**WHAT THE TASK REQUIRES**
Find and copy lines holding "Thickness".

**GIVEN DATA**
━━━━━━
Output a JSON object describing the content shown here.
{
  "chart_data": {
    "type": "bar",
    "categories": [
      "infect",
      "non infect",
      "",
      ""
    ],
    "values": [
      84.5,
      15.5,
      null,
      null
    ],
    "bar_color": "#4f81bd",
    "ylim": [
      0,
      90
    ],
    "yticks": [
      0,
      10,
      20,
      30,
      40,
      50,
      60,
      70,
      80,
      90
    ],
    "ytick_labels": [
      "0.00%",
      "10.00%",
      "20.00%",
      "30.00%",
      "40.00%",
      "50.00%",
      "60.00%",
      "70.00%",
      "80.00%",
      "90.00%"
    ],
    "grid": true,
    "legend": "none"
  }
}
━━━━━━
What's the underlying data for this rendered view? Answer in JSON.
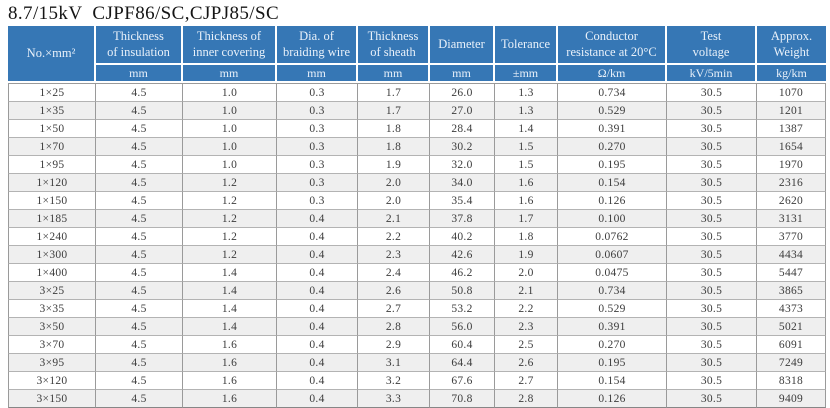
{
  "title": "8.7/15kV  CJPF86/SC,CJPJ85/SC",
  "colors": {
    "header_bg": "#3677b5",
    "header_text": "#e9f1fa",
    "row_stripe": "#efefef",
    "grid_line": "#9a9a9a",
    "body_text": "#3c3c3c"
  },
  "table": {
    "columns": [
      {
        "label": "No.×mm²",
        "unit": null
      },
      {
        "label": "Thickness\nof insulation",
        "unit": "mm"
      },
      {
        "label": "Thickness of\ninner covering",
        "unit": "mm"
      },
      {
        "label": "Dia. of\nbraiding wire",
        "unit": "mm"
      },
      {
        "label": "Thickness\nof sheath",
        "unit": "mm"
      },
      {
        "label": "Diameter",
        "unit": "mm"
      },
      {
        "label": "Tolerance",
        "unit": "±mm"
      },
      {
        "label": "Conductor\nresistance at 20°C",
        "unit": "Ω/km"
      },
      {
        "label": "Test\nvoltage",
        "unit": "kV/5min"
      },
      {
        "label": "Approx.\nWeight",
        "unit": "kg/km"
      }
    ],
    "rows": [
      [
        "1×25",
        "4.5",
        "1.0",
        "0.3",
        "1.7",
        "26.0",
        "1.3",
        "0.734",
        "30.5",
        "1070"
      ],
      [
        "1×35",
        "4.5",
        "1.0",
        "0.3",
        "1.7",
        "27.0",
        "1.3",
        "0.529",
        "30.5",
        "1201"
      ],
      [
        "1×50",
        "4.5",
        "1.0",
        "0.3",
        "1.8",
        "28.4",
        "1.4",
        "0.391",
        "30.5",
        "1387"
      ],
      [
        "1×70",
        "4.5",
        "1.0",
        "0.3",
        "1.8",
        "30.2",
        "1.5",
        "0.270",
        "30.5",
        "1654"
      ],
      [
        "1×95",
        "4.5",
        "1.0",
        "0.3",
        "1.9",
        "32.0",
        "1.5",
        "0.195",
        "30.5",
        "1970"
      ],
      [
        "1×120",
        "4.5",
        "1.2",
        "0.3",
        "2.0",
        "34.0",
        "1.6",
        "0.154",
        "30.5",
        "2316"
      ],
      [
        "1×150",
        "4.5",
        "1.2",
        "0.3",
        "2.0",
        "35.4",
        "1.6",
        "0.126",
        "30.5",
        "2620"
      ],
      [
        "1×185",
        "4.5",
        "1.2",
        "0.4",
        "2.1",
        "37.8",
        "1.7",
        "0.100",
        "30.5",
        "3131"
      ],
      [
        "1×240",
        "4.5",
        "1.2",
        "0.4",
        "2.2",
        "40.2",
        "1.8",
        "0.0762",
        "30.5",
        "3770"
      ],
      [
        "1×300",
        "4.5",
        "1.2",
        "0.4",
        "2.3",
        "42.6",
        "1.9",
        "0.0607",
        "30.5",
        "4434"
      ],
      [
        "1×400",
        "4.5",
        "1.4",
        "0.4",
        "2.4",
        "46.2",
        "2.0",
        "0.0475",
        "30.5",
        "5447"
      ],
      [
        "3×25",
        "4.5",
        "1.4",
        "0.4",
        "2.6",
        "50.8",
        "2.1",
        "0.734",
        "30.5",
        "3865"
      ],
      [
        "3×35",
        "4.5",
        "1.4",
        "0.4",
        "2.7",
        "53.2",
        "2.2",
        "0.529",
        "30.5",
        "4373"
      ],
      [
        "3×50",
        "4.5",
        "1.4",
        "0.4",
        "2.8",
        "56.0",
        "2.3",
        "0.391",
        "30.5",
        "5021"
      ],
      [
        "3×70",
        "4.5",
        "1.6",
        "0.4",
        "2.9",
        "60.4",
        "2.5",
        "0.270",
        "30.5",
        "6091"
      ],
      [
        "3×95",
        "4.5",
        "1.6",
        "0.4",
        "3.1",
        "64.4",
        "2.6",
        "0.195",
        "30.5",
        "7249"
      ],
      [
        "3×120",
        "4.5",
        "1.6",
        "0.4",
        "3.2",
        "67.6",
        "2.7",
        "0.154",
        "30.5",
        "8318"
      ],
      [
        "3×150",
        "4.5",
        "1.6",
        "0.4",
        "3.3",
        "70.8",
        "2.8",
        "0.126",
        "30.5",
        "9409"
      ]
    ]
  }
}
━━━━━━
**SOLUTION FOR THIS TASK**
        "label": "Thickness\nof insulation",
        "label": "Thickness of\ninner covering",
        "label": "Thickness\nof sheath",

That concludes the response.